» PROBLEM
List each line holding the string "image".

» SUPPLIED DATA

— begin —

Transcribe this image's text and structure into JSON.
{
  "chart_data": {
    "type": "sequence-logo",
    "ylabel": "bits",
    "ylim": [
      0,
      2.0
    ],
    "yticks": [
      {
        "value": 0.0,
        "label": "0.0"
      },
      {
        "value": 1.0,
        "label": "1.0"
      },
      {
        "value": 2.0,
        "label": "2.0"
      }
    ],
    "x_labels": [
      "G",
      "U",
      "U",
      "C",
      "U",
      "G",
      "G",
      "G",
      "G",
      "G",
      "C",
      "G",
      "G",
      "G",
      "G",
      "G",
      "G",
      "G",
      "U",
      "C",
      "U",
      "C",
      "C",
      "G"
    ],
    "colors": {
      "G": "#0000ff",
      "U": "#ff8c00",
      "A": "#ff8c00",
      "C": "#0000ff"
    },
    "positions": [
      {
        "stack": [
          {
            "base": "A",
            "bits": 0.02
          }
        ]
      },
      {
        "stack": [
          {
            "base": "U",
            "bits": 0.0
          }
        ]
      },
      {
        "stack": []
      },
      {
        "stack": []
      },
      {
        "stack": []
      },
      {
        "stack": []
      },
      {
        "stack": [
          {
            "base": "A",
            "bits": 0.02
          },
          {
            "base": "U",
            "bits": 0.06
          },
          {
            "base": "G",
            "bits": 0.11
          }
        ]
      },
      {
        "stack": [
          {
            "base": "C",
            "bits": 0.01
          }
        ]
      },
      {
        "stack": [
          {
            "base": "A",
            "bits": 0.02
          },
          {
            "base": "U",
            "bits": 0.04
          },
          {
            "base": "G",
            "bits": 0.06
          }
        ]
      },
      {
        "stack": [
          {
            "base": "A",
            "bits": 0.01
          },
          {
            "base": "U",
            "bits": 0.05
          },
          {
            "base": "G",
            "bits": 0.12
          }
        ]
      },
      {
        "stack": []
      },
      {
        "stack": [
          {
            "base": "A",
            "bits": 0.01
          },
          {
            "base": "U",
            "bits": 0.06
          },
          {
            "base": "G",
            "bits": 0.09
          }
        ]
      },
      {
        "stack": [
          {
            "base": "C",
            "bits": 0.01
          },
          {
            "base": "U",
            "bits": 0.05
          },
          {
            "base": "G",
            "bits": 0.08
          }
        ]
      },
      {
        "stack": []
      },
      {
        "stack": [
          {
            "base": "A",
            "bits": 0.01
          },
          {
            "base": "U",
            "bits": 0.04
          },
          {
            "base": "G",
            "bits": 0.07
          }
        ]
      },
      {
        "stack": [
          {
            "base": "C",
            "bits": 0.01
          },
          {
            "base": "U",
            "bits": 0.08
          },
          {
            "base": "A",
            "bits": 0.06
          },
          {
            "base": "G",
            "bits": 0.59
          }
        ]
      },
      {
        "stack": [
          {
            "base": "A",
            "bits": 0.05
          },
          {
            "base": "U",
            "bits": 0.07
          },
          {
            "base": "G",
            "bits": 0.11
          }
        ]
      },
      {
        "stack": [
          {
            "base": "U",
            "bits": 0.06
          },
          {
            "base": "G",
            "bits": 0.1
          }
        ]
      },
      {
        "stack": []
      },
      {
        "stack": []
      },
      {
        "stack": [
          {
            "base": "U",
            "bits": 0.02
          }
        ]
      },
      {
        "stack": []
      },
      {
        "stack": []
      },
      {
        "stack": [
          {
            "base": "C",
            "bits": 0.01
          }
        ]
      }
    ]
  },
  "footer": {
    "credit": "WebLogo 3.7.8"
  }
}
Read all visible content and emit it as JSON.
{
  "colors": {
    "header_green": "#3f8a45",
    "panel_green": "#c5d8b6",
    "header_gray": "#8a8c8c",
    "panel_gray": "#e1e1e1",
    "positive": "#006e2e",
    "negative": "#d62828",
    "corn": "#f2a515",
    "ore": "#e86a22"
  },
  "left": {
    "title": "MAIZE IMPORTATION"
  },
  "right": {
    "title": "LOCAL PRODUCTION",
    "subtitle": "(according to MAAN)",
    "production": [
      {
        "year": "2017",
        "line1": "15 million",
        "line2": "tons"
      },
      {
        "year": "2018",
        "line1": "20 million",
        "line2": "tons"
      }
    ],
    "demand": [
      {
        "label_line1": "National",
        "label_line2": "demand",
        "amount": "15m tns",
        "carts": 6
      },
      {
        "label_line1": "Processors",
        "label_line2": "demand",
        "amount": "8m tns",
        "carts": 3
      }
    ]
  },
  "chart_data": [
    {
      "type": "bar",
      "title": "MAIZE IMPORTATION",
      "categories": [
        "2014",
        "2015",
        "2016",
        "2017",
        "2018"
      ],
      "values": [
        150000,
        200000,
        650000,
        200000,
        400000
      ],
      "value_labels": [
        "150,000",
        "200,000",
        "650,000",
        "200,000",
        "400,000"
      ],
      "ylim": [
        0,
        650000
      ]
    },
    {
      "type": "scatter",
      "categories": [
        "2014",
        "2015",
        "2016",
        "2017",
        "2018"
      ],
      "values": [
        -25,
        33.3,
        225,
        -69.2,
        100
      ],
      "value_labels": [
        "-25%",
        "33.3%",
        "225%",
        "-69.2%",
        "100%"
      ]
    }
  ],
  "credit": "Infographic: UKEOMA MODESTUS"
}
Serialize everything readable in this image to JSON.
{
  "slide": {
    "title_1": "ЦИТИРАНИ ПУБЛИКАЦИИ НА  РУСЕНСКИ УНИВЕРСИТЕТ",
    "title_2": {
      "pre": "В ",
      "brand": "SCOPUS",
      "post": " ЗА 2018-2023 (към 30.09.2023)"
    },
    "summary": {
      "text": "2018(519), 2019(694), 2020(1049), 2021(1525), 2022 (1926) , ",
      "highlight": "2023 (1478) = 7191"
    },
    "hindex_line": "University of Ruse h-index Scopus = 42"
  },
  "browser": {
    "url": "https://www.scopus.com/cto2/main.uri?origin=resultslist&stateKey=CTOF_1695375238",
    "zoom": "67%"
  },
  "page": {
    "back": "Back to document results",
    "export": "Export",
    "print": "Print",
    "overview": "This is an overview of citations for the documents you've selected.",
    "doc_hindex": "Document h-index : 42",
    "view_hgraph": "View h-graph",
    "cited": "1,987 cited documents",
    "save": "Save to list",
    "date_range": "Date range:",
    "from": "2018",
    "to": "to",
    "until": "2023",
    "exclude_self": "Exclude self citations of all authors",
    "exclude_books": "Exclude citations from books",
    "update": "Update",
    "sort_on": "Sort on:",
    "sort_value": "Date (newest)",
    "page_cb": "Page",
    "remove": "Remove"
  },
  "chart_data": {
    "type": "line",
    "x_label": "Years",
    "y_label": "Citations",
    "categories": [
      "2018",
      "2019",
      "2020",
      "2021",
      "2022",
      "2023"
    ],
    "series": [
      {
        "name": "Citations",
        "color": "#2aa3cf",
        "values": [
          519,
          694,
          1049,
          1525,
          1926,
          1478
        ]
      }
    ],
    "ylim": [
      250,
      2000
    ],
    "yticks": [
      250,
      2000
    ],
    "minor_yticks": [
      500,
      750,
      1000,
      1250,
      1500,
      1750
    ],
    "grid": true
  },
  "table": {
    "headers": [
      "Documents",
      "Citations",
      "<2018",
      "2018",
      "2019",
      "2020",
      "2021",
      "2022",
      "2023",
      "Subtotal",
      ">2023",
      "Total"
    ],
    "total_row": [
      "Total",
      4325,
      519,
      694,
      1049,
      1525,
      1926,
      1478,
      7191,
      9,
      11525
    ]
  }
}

— end —

» THE OUTPUT
Transcribe this image's text and structure into JSON.
Serialize everything readable in this image to JSON.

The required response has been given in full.